- Entries shown -
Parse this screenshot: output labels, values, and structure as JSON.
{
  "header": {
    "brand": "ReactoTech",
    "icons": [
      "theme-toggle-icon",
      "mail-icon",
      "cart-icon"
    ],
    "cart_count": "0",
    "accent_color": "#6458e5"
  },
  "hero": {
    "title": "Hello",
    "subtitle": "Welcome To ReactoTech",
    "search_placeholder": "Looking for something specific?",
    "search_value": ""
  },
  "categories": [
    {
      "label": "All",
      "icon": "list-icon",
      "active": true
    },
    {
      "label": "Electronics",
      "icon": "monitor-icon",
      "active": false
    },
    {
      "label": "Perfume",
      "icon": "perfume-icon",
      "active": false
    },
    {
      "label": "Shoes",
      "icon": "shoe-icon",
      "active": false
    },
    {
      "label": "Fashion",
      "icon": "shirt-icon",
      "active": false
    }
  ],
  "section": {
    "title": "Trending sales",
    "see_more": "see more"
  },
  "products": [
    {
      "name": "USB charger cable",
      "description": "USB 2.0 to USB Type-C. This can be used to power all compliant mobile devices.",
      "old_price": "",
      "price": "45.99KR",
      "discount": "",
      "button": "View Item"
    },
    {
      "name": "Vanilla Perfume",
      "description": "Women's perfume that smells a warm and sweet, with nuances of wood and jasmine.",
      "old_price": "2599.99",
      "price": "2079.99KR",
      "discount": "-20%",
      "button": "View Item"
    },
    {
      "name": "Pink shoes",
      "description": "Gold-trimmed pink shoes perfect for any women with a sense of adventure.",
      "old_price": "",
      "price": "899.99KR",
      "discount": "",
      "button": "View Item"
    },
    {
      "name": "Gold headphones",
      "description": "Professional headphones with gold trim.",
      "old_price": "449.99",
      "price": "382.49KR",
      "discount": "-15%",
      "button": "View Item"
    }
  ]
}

- The exercise -
Reproduce the entire listing word for word.

- Reply -
Parse this screenshot: output labels, values, and structure as JSON.
{
  "header": {
    "brand": "ReactoTech",
    "icons": [
      "theme-toggle-icon",
      "mail-icon",
      "cart-icon"
    ],
    "cart_count": "0",
    "accent_color": "#6458e5"
  },
  "hero": {
    "title": "Hello",
    "subtitle": "Welcome To ReactoTech",
    "search_placeholder": "Looking for something specific?",
    "search_value": ""
  },
  "categories": [
    {
      "label": "All",
      "icon": "list-icon",
      "active": true
    },
    {
      "label": "Electronics",
      "icon": "monitor-icon",
      "active": false
    },
    {
      "label": "Perfume",
      "icon": "perfume-icon",
      "active": false
    },
    {
      "label": "Shoes",
      "icon": "shoe-icon",
      "active": false
    },
    {
      "label": "Fashion",
      "icon": "shirt-icon",
      "active": false
    }
  ],
  "section": {
    "title": "Trending sales",
    "see_more": "see more"
  },
  "products": [
    {
      "name": "USB charger cable",
      "description": "USB 2.0 to USB Type-C. This can be used to power all compliant mobile devices.",
      "old_price": "",
      "price": "45.99KR",
      "discount": "",
      "button": "View Item"
    },
    {
      "name": "Vanilla Perfume",
      "description": "Women's perfume that smells a warm and sweet, with nuances of wood and jasmine.",
      "old_price": "2599.99",
      "price": "2079.99KR",
      "discount": "-20%",
      "button": "View Item"
    },
    {
      "name": "Pink shoes",
      "description": "Gold-trimmed pink shoes perfect for any women with a sense of adventure.",
      "old_price": "",
      "price": "899.99KR",
      "discount": "",
      "button": "View Item"
    },
    {
      "name": "Gold headphones",
      "description": "Professional headphones with gold trim.",
      "old_price": "449.99",
      "price": "382.49KR",
      "discount": "-15%",
      "button": "View Item"
    }
  ]
}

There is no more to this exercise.